▸ **Do this**:
Spot each line that carries the word "ERSANŞAH"; copy those lines.

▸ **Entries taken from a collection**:
+===+

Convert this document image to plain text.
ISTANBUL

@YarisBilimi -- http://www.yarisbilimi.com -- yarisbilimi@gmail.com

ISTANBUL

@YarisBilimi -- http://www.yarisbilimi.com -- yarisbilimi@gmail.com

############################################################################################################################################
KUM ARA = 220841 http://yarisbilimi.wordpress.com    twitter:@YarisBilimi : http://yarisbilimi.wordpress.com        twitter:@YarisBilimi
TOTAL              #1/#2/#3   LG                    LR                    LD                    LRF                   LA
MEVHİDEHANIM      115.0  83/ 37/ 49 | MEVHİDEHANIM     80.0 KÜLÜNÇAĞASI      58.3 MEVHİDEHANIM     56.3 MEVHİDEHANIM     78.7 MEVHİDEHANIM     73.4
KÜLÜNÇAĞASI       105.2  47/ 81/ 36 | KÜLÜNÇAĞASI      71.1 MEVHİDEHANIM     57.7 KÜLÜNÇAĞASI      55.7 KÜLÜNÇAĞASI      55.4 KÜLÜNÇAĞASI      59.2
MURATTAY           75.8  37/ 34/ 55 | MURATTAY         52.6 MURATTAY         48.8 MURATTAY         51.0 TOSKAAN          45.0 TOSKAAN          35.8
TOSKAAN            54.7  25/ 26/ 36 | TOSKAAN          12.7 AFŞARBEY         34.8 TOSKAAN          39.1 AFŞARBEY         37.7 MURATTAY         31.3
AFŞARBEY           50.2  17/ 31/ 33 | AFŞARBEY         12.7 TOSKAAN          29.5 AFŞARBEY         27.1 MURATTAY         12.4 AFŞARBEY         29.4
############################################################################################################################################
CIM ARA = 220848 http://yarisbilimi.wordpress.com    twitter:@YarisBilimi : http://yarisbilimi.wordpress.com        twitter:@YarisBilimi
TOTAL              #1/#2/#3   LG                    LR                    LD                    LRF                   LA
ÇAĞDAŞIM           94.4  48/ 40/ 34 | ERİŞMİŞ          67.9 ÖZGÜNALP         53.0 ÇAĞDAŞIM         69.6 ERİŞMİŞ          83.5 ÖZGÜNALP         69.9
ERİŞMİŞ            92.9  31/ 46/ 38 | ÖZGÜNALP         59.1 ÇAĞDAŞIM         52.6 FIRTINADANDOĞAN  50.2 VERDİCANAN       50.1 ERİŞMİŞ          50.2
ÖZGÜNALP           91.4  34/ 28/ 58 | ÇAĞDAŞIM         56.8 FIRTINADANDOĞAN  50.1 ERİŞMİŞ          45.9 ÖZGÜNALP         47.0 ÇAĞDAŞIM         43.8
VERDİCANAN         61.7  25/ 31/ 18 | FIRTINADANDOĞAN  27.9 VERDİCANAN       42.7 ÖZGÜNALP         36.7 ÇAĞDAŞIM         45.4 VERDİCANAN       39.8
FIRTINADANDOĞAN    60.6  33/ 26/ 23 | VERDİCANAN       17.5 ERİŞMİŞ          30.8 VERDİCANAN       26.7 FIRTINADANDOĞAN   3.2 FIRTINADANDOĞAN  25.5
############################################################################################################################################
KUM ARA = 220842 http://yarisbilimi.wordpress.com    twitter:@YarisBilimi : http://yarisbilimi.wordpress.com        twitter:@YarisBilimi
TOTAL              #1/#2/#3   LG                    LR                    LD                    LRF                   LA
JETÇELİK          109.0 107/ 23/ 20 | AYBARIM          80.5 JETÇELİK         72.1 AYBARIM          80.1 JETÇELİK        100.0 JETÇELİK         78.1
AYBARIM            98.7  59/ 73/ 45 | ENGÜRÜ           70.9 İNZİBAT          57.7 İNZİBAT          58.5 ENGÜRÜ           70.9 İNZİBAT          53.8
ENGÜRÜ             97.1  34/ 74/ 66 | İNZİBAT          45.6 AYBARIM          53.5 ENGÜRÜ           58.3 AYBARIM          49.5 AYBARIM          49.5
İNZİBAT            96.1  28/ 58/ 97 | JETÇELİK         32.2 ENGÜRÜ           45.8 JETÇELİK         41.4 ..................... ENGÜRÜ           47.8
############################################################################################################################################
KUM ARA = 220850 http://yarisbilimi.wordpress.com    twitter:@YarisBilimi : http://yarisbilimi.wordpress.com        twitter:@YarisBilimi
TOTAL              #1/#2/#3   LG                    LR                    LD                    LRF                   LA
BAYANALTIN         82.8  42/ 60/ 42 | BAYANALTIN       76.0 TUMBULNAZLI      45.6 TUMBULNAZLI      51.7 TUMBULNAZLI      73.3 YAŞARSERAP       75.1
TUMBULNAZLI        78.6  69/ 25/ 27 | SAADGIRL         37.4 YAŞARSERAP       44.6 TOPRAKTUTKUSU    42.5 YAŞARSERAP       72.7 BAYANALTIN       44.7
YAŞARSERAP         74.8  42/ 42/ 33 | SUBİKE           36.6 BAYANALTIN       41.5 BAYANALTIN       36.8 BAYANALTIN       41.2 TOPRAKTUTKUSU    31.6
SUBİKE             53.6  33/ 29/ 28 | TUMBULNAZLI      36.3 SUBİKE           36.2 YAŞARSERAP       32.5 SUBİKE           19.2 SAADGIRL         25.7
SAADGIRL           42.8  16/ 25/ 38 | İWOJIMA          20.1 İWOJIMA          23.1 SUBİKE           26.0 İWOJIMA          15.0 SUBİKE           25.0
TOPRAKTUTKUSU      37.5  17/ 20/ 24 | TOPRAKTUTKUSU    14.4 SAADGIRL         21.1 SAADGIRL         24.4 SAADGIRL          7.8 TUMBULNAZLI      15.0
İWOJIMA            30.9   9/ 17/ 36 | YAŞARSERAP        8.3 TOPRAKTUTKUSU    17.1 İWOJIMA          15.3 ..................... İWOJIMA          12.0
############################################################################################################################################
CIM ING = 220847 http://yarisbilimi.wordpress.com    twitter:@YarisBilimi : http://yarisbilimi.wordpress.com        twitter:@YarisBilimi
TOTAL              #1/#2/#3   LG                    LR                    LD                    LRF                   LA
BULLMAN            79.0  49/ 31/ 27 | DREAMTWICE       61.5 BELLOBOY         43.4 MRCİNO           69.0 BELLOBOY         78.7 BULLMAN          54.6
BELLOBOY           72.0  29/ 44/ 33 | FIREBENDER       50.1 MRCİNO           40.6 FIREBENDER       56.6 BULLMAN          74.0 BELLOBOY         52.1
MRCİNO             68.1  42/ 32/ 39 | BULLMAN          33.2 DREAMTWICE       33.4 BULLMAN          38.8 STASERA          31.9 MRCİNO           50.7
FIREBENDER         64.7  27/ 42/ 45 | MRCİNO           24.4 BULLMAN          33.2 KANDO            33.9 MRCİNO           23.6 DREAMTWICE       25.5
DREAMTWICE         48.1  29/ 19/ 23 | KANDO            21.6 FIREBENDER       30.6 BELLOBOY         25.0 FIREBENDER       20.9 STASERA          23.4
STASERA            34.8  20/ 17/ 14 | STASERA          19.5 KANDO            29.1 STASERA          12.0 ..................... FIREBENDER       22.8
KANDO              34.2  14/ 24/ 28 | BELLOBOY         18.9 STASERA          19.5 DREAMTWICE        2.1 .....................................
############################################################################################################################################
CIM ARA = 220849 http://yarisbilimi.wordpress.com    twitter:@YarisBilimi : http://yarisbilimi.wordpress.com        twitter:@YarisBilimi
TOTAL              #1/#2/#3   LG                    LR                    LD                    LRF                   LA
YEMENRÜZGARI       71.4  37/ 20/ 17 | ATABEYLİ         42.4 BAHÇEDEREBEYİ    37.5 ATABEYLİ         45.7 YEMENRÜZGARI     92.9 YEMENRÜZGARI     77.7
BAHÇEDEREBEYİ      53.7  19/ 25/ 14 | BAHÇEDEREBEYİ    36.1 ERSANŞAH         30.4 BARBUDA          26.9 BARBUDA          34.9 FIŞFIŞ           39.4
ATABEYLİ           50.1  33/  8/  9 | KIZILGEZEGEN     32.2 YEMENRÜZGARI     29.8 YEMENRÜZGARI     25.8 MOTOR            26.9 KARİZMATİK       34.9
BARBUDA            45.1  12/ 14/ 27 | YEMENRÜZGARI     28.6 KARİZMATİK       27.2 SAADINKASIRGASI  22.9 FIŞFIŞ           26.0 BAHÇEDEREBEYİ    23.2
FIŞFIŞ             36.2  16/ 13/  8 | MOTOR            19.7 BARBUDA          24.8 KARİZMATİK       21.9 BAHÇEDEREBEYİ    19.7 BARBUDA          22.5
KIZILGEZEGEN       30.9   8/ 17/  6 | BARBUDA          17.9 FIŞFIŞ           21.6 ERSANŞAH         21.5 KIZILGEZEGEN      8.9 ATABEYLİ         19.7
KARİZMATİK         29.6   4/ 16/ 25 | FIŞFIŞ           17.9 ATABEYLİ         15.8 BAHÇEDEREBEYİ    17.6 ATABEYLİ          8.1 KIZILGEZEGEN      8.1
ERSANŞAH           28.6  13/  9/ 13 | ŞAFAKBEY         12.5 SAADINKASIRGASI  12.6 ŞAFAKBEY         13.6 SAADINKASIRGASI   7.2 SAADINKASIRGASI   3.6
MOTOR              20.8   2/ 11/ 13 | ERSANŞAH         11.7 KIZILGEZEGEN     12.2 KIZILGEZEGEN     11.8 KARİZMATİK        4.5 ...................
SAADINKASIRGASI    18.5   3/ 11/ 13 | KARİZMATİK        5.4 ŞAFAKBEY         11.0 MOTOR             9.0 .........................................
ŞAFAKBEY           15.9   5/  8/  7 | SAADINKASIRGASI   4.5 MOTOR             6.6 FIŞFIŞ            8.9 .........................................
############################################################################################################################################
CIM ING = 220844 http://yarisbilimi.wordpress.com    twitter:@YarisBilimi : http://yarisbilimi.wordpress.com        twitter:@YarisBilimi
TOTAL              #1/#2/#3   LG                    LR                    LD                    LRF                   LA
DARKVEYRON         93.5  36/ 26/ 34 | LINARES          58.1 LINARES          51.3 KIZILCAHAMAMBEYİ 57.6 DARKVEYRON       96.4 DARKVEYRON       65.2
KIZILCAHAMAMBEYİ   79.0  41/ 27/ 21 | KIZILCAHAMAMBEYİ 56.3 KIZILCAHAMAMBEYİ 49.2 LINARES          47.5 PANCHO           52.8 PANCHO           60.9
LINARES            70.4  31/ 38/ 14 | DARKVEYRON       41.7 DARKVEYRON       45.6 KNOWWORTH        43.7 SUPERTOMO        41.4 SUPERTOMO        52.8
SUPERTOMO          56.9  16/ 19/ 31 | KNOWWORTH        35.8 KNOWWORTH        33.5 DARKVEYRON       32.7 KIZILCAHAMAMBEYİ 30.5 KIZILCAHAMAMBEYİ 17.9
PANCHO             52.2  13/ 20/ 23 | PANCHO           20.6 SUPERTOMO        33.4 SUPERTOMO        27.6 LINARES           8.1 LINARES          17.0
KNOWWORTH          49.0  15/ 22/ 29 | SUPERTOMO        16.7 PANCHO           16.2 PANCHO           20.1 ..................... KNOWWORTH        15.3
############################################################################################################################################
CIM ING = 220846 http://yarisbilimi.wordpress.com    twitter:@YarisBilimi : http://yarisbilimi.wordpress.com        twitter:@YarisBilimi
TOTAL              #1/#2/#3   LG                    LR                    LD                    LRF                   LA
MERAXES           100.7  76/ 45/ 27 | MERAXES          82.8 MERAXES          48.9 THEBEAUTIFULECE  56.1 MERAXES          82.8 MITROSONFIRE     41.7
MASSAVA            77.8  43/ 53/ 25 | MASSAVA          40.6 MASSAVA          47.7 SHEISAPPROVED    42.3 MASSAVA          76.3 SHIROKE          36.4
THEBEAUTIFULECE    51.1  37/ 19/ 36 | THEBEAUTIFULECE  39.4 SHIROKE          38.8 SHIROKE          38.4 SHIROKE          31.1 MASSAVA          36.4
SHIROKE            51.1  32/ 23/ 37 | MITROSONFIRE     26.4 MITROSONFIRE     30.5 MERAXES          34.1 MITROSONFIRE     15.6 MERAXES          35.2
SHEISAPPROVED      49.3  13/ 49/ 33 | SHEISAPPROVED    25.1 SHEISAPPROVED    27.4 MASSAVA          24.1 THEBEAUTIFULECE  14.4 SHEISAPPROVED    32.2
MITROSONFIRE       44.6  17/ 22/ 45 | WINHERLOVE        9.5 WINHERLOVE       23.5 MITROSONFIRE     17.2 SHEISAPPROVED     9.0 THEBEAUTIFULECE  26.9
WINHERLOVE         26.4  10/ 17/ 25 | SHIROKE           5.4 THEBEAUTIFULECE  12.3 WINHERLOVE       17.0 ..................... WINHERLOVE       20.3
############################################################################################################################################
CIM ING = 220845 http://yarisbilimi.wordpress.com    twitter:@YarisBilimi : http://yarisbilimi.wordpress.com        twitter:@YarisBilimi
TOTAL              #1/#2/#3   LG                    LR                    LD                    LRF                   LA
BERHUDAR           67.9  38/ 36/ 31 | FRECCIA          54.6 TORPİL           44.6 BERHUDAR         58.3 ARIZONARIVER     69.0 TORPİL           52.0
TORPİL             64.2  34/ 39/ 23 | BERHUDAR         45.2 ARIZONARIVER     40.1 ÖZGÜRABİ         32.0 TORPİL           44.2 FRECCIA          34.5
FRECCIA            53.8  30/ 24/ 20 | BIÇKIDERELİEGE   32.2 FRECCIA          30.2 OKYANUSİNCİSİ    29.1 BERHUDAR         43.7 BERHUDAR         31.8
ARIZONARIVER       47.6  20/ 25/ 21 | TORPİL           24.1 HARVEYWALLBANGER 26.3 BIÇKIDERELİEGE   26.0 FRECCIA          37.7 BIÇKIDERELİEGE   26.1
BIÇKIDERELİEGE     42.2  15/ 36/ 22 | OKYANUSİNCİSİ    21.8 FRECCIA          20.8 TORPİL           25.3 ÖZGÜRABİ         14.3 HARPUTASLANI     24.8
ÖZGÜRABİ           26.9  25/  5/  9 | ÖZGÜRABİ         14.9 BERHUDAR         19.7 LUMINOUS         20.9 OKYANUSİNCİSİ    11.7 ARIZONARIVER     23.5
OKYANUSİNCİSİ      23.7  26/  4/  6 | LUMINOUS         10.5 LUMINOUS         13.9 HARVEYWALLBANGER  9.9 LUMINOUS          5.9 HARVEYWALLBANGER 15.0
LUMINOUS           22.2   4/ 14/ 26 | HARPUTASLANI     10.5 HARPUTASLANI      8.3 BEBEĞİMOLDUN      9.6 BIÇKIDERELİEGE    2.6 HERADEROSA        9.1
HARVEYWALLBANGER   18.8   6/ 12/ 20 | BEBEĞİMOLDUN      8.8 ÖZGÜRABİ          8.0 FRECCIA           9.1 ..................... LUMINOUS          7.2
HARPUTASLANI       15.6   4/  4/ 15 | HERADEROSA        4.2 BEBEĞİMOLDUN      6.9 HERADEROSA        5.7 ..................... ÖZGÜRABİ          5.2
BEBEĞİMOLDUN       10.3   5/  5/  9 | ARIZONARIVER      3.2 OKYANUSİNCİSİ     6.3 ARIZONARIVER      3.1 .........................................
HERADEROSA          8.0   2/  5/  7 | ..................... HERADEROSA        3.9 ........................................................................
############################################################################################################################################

+===+

▸ **Right answer**:
BAHÇEDEREBEYİ      53.7  19/ 25/ 14 | BAHÇEDEREBEYİ    36.1 ERSANŞAH         30.4 BARBUDA          26.9 BARBUDA          34.9 FIŞFIŞ           39.4
KIZILGEZEGEN       30.9   8/ 17/  6 | BARBUDA          17.9 FIŞFIŞ           21.6 ERSANŞAH         21.5 KIZILGEZEGEN      8.9 ATABEYLİ         19.7
ERSANŞAH           28.6  13/  9/ 13 | ŞAFAKBEY         12.5 SAADINKASIRGASI  12.6 ŞAFAKBEY         13.6 SAADINKASIRGASI   7.2 SAADINKASIRGASI   3.6
MOTOR              20.8   2/ 11/ 13 | ERSANŞAH         11.7 KIZILGEZEGEN     12.2 KIZILGEZEGEN     11.8 KARİZMATİK        4.5 ...................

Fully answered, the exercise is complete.